## PROBLEM TO SOLVE
Output the records exactly as they appear, with no pictures included.

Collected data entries
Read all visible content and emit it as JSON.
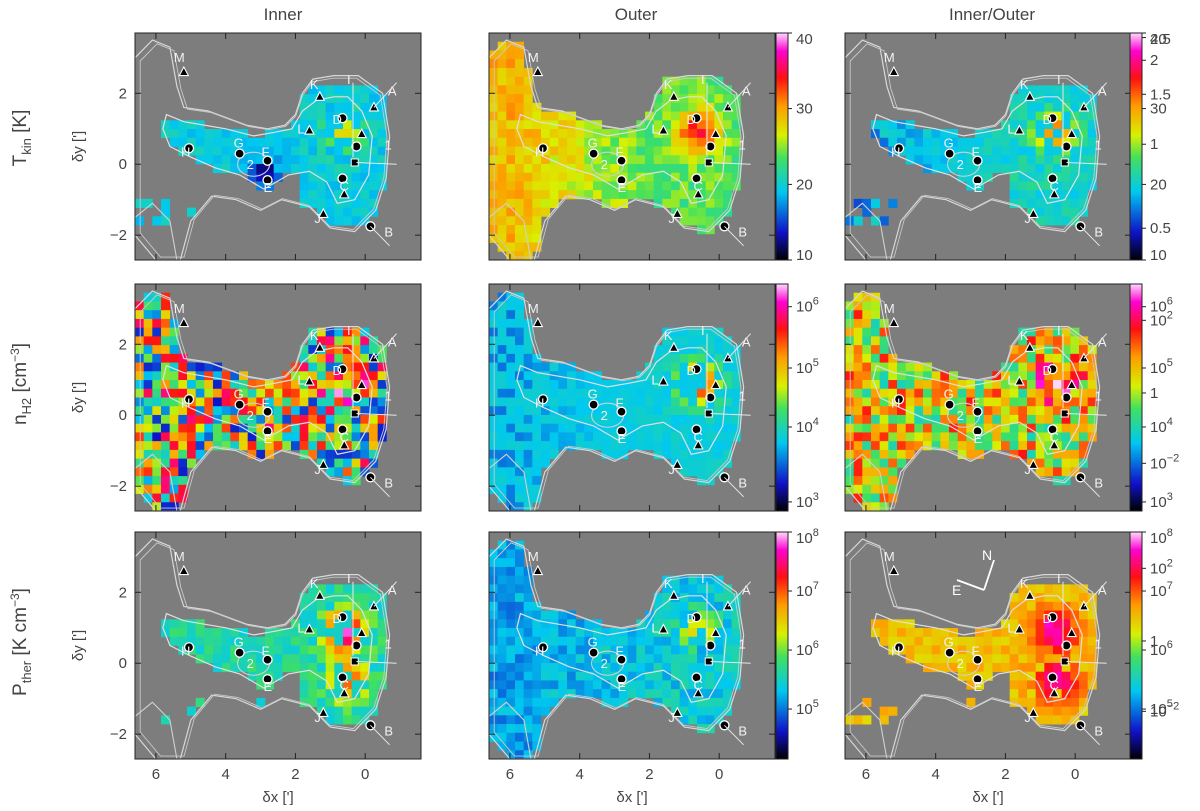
{
  "column_titles": [
    "Inner",
    "Outer",
    "Inner/Outer"
  ],
  "row_labels": [
    {
      "base": "T",
      "sub": "kin",
      "unit": "[K]"
    },
    {
      "base": "n",
      "sub": "H2",
      "unit": "[cm",
      "unit_sup": "−3",
      "unit_end": "]"
    },
    {
      "base": "P",
      "sub": "ther",
      "unit": "[K cm",
      "unit_sup": "−3",
      "unit_end": "]"
    }
  ],
  "axes": {
    "xlabel": "δx [']",
    "ylabel": "δy [']",
    "x_ticks": [
      "6",
      "4",
      "2",
      "0"
    ],
    "y_ticks": [
      "2",
      "0",
      "−2"
    ]
  },
  "colorbars": [
    [
      {
        "scale": "linear",
        "ticks": [
          {
            "v": "40",
            "f": 0.0
          },
          {
            "v": "30",
            "f": 0.333
          },
          {
            "v": "20",
            "f": 0.667
          },
          {
            "v": "10",
            "f": 1.0
          }
        ]
      },
      {
        "scale": "linear",
        "ticks": [
          {
            "v": "40",
            "f": 0.0
          },
          {
            "v": "30",
            "f": 0.333
          },
          {
            "v": "20",
            "f": 0.667
          },
          {
            "v": "10",
            "f": 1.0
          }
        ]
      },
      {
        "scale": "log",
        "ticks": [
          {
            "v": "2.5",
            "f": 0.02
          },
          {
            "v": "2",
            "f": 0.12
          },
          {
            "v": "1.5",
            "f": 0.27
          },
          {
            "v": "1",
            "f": 0.49
          },
          {
            "v": "0.5",
            "f": 0.86
          }
        ]
      }
    ],
    [
      {
        "scale": "log",
        "ticks": [
          {
            "v": "10",
            "sup": "6",
            "f": 0.1
          },
          {
            "v": "10",
            "sup": "5",
            "f": 0.37
          },
          {
            "v": "10",
            "sup": "4",
            "f": 0.63
          },
          {
            "v": "10",
            "sup": "3",
            "f": 0.96
          }
        ]
      },
      {
        "scale": "log",
        "ticks": [
          {
            "v": "10",
            "sup": "6",
            "f": 0.1
          },
          {
            "v": "10",
            "sup": "5",
            "f": 0.37
          },
          {
            "v": "10",
            "sup": "4",
            "f": 0.63
          },
          {
            "v": "10",
            "sup": "3",
            "f": 0.96
          }
        ]
      },
      {
        "scale": "log",
        "ticks": [
          {
            "v": "10",
            "sup": "2",
            "f": 0.16
          },
          {
            "v": "1",
            "f": 0.48
          },
          {
            "v": "10",
            "sup": "−2",
            "f": 0.79
          }
        ]
      }
    ],
    [
      {
        "scale": "log",
        "ticks": [
          {
            "v": "10",
            "sup": "8",
            "f": 0.0
          },
          {
            "v": "10",
            "sup": "7",
            "f": 0.26
          },
          {
            "v": "10",
            "sup": "6",
            "f": 0.52
          },
          {
            "v": "10",
            "sup": "5",
            "f": 0.78
          }
        ]
      },
      {
        "scale": "log",
        "ticks": [
          {
            "v": "10",
            "sup": "8",
            "f": 0.0
          },
          {
            "v": "10",
            "sup": "7",
            "f": 0.26
          },
          {
            "v": "10",
            "sup": "6",
            "f": 0.52
          },
          {
            "v": "10",
            "sup": "5",
            "f": 0.78
          }
        ]
      },
      {
        "scale": "log",
        "ticks": [
          {
            "v": "10",
            "sup": "2",
            "f": 0.16
          },
          {
            "v": "1",
            "f": 0.48
          },
          {
            "v": "10",
            "sup": "−2",
            "f": 0.79
          }
        ]
      }
    ]
  ],
  "compass": {
    "north": "N",
    "east": "E"
  },
  "chart_data": {
    "type": "heatmap",
    "x_range": [
      6.6,
      -1.6
    ],
    "y_range": [
      -2.7,
      3.7
    ],
    "columns": [
      "Inner",
      "Outer",
      "Inner/Outer"
    ],
    "rows": [
      "T_kin [K]",
      "n_H2 [cm^-3]",
      "P_ther [K cm^-3]"
    ],
    "colorbar_ranges": [
      [
        [
          10,
          40
        ],
        [
          10,
          40
        ],
        [
          0.4,
          2.6
        ]
      ],
      [
        [
          1000,
          2000000
        ],
        [
          1000,
          2000000
        ],
        [
          0.001,
          500
        ]
      ],
      [
        [
          30000,
          100000000
        ],
        [
          30000,
          100000000
        ],
        [
          0.001,
          500
        ]
      ]
    ],
    "markers": [
      {
        "label": "A",
        "x": -0.25,
        "y": 1.6,
        "symbol": "triangle"
      },
      {
        "label": "B",
        "x": -0.15,
        "y": -1.75,
        "symbol": "circle"
      },
      {
        "label": "C",
        "x": 0.65,
        "y": -0.4,
        "symbol": "circle"
      },
      {
        "label": "D",
        "x": 0.65,
        "y": 1.3,
        "symbol": "circle"
      },
      {
        "label": "E",
        "x": 2.8,
        "y": -0.45,
        "symbol": "circle"
      },
      {
        "label": "F",
        "x": 2.8,
        "y": 0.1,
        "symbol": "circle"
      },
      {
        "label": "G",
        "x": 3.6,
        "y": 0.3,
        "symbol": "circle"
      },
      {
        "label": "H",
        "x": 5.05,
        "y": 0.45,
        "symbol": "circle"
      },
      {
        "label": "I",
        "x": 0.35,
        "y": 2.1,
        "symbol": "none"
      },
      {
        "label": "J",
        "x": 1.2,
        "y": -1.4,
        "symbol": "triangle"
      },
      {
        "label": "K",
        "x": 1.3,
        "y": 1.9,
        "symbol": "triangle"
      },
      {
        "label": "L",
        "x": 1.6,
        "y": 0.95,
        "symbol": "triangle"
      },
      {
        "label": "M",
        "x": 5.2,
        "y": 2.6,
        "symbol": "triangle"
      },
      {
        "label": "1",
        "x": 0.25,
        "y": 0.5,
        "symbol": "circle"
      },
      {
        "label": "1b",
        "x": 0.3,
        "y": 0.05,
        "symbol": "square"
      },
      {
        "label": "2",
        "x": 3.2,
        "y": 0.0,
        "symbol": "none"
      },
      {
        "label": "c1",
        "x": 0.1,
        "y": 0.85,
        "symbol": "triangle"
      },
      {
        "label": "c2",
        "x": 0.6,
        "y": -0.85,
        "symbol": "triangle"
      }
    ],
    "visible_labels": [
      "A",
      "B",
      "C",
      "D",
      "E",
      "F",
      "G",
      "H",
      "I",
      "J",
      "K",
      "L",
      "M",
      "1",
      "2"
    ]
  }
}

## RESULT FOR THIS TASK
Read all visible content and emit it as JSON.
{
  "column_titles": [
    "Inner",
    "Outer",
    "Inner/Outer"
  ],
  "row_labels": [
    {
      "base": "T",
      "sub": "kin",
      "unit": "[K]"
    },
    {
      "base": "n",
      "sub": "H2",
      "unit": "[cm",
      "unit_sup": "−3",
      "unit_end": "]"
    },
    {
      "base": "P",
      "sub": "ther",
      "unit": "[K cm",
      "unit_sup": "−3",
      "unit_end": "]"
    }
  ],
  "axes": {
    "xlabel": "δx [']",
    "ylabel": "δy [']",
    "x_ticks": [
      "6",
      "4",
      "2",
      "0"
    ],
    "y_ticks": [
      "2",
      "0",
      "−2"
    ]
  },
  "colorbars": [
    [
      {
        "scale": "linear",
        "ticks": [
          {
            "v": "40",
            "f": 0.0
          },
          {
            "v": "30",
            "f": 0.333
          },
          {
            "v": "20",
            "f": 0.667
          },
          {
            "v": "10",
            "f": 1.0
          }
        ]
      },
      {
        "scale": "linear",
        "ticks": [
          {
            "v": "40",
            "f": 0.0
          },
          {
            "v": "30",
            "f": 0.333
          },
          {
            "v": "20",
            "f": 0.667
          },
          {
            "v": "10",
            "f": 1.0
          }
        ]
      },
      {
        "scale": "log",
        "ticks": [
          {
            "v": "2.5",
            "f": 0.02
          },
          {
            "v": "2",
            "f": 0.12
          },
          {
            "v": "1.5",
            "f": 0.27
          },
          {
            "v": "1",
            "f": 0.49
          },
          {
            "v": "0.5",
            "f": 0.86
          }
        ]
      }
    ],
    [
      {
        "scale": "log",
        "ticks": [
          {
            "v": "10",
            "sup": "6",
            "f": 0.1
          },
          {
            "v": "10",
            "sup": "5",
            "f": 0.37
          },
          {
            "v": "10",
            "sup": "4",
            "f": 0.63
          },
          {
            "v": "10",
            "sup": "3",
            "f": 0.96
          }
        ]
      },
      {
        "scale": "log",
        "ticks": [
          {
            "v": "10",
            "sup": "6",
            "f": 0.1
          },
          {
            "v": "10",
            "sup": "5",
            "f": 0.37
          },
          {
            "v": "10",
            "sup": "4",
            "f": 0.63
          },
          {
            "v": "10",
            "sup": "3",
            "f": 0.96
          }
        ]
      },
      {
        "scale": "log",
        "ticks": [
          {
            "v": "10",
            "sup": "2",
            "f": 0.16
          },
          {
            "v": "1",
            "f": 0.48
          },
          {
            "v": "10",
            "sup": "−2",
            "f": 0.79
          }
        ]
      }
    ],
    [
      {
        "scale": "log",
        "ticks": [
          {
            "v": "10",
            "sup": "8",
            "f": 0.0
          },
          {
            "v": "10",
            "sup": "7",
            "f": 0.26
          },
          {
            "v": "10",
            "sup": "6",
            "f": 0.52
          },
          {
            "v": "10",
            "sup": "5",
            "f": 0.78
          }
        ]
      },
      {
        "scale": "log",
        "ticks": [
          {
            "v": "10",
            "sup": "8",
            "f": 0.0
          },
          {
            "v": "10",
            "sup": "7",
            "f": 0.26
          },
          {
            "v": "10",
            "sup": "6",
            "f": 0.52
          },
          {
            "v": "10",
            "sup": "5",
            "f": 0.78
          }
        ]
      },
      {
        "scale": "log",
        "ticks": [
          {
            "v": "10",
            "sup": "2",
            "f": 0.16
          },
          {
            "v": "1",
            "f": 0.48
          },
          {
            "v": "10",
            "sup": "−2",
            "f": 0.79
          }
        ]
      }
    ]
  ],
  "compass": {
    "north": "N",
    "east": "E"
  },
  "chart_data": {
    "type": "heatmap",
    "x_range": [
      6.6,
      -1.6
    ],
    "y_range": [
      -2.7,
      3.7
    ],
    "columns": [
      "Inner",
      "Outer",
      "Inner/Outer"
    ],
    "rows": [
      "T_kin [K]",
      "n_H2 [cm^-3]",
      "P_ther [K cm^-3]"
    ],
    "colorbar_ranges": [
      [
        [
          10,
          40
        ],
        [
          10,
          40
        ],
        [
          0.4,
          2.6
        ]
      ],
      [
        [
          1000,
          2000000
        ],
        [
          1000,
          2000000
        ],
        [
          0.001,
          500
        ]
      ],
      [
        [
          30000,
          100000000
        ],
        [
          30000,
          100000000
        ],
        [
          0.001,
          500
        ]
      ]
    ],
    "markers": [
      {
        "label": "A",
        "x": -0.25,
        "y": 1.6,
        "symbol": "triangle"
      },
      {
        "label": "B",
        "x": -0.15,
        "y": -1.75,
        "symbol": "circle"
      },
      {
        "label": "C",
        "x": 0.65,
        "y": -0.4,
        "symbol": "circle"
      },
      {
        "label": "D",
        "x": 0.65,
        "y": 1.3,
        "symbol": "circle"
      },
      {
        "label": "E",
        "x": 2.8,
        "y": -0.45,
        "symbol": "circle"
      },
      {
        "label": "F",
        "x": 2.8,
        "y": 0.1,
        "symbol": "circle"
      },
      {
        "label": "G",
        "x": 3.6,
        "y": 0.3,
        "symbol": "circle"
      },
      {
        "label": "H",
        "x": 5.05,
        "y": 0.45,
        "symbol": "circle"
      },
      {
        "label": "I",
        "x": 0.35,
        "y": 2.1,
        "symbol": "none"
      },
      {
        "label": "J",
        "x": 1.2,
        "y": -1.4,
        "symbol": "triangle"
      },
      {
        "label": "K",
        "x": 1.3,
        "y": 1.9,
        "symbol": "triangle"
      },
      {
        "label": "L",
        "x": 1.6,
        "y": 0.95,
        "symbol": "triangle"
      },
      {
        "label": "M",
        "x": 5.2,
        "y": 2.6,
        "symbol": "triangle"
      },
      {
        "label": "1",
        "x": 0.25,
        "y": 0.5,
        "symbol": "circle"
      },
      {
        "label": "1b",
        "x": 0.3,
        "y": 0.05,
        "symbol": "square"
      },
      {
        "label": "2",
        "x": 3.2,
        "y": 0.0,
        "symbol": "none"
      },
      {
        "label": "c1",
        "x": 0.1,
        "y": 0.85,
        "symbol": "triangle"
      },
      {
        "label": "c2",
        "x": 0.6,
        "y": -0.85,
        "symbol": "triangle"
      }
    ],
    "visible_labels": [
      "A",
      "B",
      "C",
      "D",
      "E",
      "F",
      "G",
      "H",
      "I",
      "J",
      "K",
      "L",
      "M",
      "1",
      "2"
    ]
  }
}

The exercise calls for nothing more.